## Begin Document segment

On Fri, Apr 13, 2012 at 11:58 AM, Ashvin Narayanan
<ashvin@...> wrote:
Thank you for the reply.
I am not using TextCat so didn't load the plugin as you suggest. The
reason is that the following thread:
http://www.mail-archive.com/users@.../msg69225.html
leads me to believe that TextCat might not be suitable for my needs, since
(as quoted within that thread):
"Textcat is not designed to decide what language the email is, but to
find a set of languages it *might* be. It is very prone to declaring
extra languages that are not really present due to it's design"
Thats true. There should not be second opinion.
Here is a another quote from the thread:
http://old.nabble.com/Problems-with-Cyrillic-spam-td32978897.html#a32981171
It reads:
"ok_locales functions by identifying character sets that can only be used
for a specific language. UTF8, Windows-1255, and koi8 are not such
character sets, because they can also be used to write in English."
So, even though 'Default transliteration language' is set to Arabic in
Gmail, could the character set used still be one of UTF8, Windows-1255 or
koi8? In that case, ok_locales would fail correct?
For me, ok_locales not working at all even if textcat plugin is enabled . But with ok_languages, following rule gets applied from plugin textcat.(for arabic language also)
1.5 BODY_8BITS BODY: Body includes 8 consecutive 8-bit characters
The other rule (UNWANTED_LANGUAGE_BODY) applies sometimes only.
But this plugin is definitely a good one for language based mail filtering.
Regards,
Swati R

## End Document segment
## Begin Supplied entries

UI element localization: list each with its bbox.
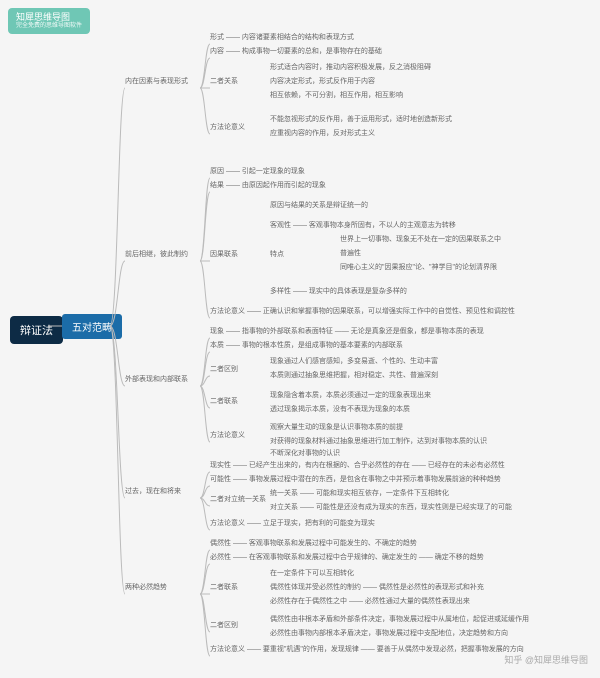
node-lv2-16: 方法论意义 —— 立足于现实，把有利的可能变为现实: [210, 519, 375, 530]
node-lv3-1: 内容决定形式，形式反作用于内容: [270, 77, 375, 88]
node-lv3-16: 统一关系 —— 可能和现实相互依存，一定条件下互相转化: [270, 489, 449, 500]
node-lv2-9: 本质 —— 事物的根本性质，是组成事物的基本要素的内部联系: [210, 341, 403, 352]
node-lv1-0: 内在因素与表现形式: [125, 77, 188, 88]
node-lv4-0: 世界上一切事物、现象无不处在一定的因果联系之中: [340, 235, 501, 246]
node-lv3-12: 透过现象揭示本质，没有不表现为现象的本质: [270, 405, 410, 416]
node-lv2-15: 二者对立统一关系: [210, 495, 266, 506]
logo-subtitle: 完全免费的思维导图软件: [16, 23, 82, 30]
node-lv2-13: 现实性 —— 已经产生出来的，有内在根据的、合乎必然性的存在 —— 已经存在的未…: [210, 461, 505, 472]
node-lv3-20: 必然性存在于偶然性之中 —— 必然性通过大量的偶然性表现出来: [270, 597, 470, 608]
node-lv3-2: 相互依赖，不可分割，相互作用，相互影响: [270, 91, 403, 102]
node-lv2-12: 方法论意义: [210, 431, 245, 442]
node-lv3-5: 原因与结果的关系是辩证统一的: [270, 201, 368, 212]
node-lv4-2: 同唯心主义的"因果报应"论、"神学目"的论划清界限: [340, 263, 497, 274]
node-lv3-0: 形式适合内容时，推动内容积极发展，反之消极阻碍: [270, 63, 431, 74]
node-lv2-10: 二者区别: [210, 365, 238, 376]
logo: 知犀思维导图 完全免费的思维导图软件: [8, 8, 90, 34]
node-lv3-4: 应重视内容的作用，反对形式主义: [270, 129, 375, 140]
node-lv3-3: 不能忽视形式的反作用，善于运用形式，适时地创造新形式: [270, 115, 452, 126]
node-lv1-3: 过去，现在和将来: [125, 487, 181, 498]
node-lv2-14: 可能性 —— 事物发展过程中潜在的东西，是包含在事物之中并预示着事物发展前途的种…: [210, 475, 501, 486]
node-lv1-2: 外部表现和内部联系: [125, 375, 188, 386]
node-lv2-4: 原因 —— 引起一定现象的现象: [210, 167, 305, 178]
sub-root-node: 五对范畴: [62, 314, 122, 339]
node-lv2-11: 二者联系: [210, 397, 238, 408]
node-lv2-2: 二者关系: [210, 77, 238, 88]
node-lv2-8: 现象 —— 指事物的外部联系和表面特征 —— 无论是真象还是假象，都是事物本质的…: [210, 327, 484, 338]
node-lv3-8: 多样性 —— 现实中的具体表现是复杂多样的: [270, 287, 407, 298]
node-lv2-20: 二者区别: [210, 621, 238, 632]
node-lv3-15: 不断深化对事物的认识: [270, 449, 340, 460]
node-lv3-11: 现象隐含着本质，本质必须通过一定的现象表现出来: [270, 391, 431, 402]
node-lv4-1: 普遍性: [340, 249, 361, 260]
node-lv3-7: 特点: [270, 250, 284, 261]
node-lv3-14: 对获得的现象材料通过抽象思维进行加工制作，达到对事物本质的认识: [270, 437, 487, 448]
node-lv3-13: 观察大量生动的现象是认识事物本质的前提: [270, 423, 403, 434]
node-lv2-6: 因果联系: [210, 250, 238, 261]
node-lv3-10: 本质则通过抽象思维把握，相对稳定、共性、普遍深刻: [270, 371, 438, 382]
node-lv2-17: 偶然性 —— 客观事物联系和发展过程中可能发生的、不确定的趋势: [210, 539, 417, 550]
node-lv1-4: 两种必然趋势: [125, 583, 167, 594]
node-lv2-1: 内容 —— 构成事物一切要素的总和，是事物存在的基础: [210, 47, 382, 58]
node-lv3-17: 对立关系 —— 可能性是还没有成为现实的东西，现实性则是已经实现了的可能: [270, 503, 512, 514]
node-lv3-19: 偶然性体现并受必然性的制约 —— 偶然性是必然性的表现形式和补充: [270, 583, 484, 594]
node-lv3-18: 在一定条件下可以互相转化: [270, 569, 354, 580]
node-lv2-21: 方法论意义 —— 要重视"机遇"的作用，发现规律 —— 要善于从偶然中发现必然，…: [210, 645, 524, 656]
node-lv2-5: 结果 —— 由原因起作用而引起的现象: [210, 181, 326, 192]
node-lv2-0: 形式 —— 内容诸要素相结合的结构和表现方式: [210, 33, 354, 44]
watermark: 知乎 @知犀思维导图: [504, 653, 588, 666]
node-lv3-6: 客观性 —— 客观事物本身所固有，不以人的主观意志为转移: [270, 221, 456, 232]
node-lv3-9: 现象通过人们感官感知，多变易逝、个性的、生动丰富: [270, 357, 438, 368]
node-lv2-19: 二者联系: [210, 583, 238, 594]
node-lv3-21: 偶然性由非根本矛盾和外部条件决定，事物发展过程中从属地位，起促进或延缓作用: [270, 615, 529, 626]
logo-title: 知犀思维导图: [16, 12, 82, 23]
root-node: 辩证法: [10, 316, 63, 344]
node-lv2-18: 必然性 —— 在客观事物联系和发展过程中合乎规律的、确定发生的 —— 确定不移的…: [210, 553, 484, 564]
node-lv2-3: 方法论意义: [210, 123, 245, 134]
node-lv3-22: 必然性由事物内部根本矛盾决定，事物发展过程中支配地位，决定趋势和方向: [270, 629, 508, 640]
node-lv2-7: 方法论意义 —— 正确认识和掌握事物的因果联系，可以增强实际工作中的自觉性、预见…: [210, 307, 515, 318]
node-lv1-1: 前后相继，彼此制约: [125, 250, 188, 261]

## End Supplied entries
## Begin Supplied entries

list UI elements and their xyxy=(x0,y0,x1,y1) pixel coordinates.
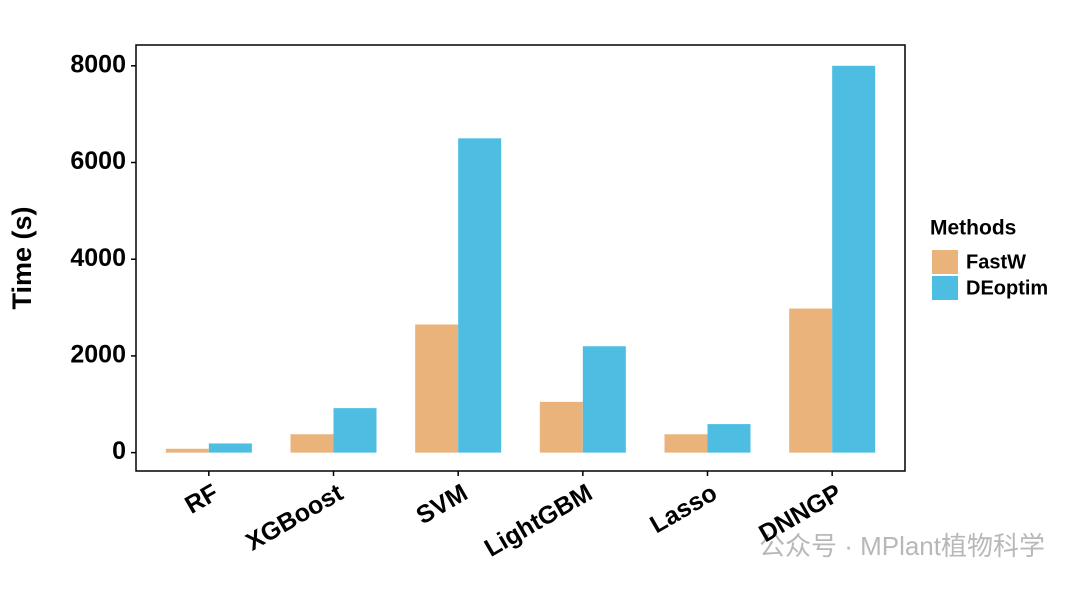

## End Supplied entries

> **What to do**:
a) In the spam-filtering thread, please rewrite the paragraph beginning "ok_locales functions by identifying" more briefly, keeping its main facts.
b) Answer these questions from the spam-filtering thread, one answer per line:
(i) Which plugin does Ashvin Narayanan say he is not using?
(ii) What is the 'Default transliteration language' set to in Gmail?
(iii) Which rule with a score of 1.5 gets applied with ok_languages?
c) Reproduce the spam-filtering thread's text between "For me, ok_locales" and "based mail filtering.", inclusive.

> **Responses to the tasks**:
a) ok_locales recognizes character sets used only for one specific language. UTF8, Windows-1255 and koi8 don't qualify, since English can also be written in them.

b)
(i) TextCat
(ii) Arabic
(iii) BODY_8BITS

c)
For me, ok_locales not working at all even if textcat plugin is enabled . But with ok_languages, following rule gets applied from plugin textcat.(for arabic language also)
1.5 BODY_8BITS BODY: Body includes 8 consecutive 8-bit characters
The other rule (UNWANTED_LANGUAGE_BODY) applies sometimes only.
But this plugin is definitely a good one for language based mail filtering.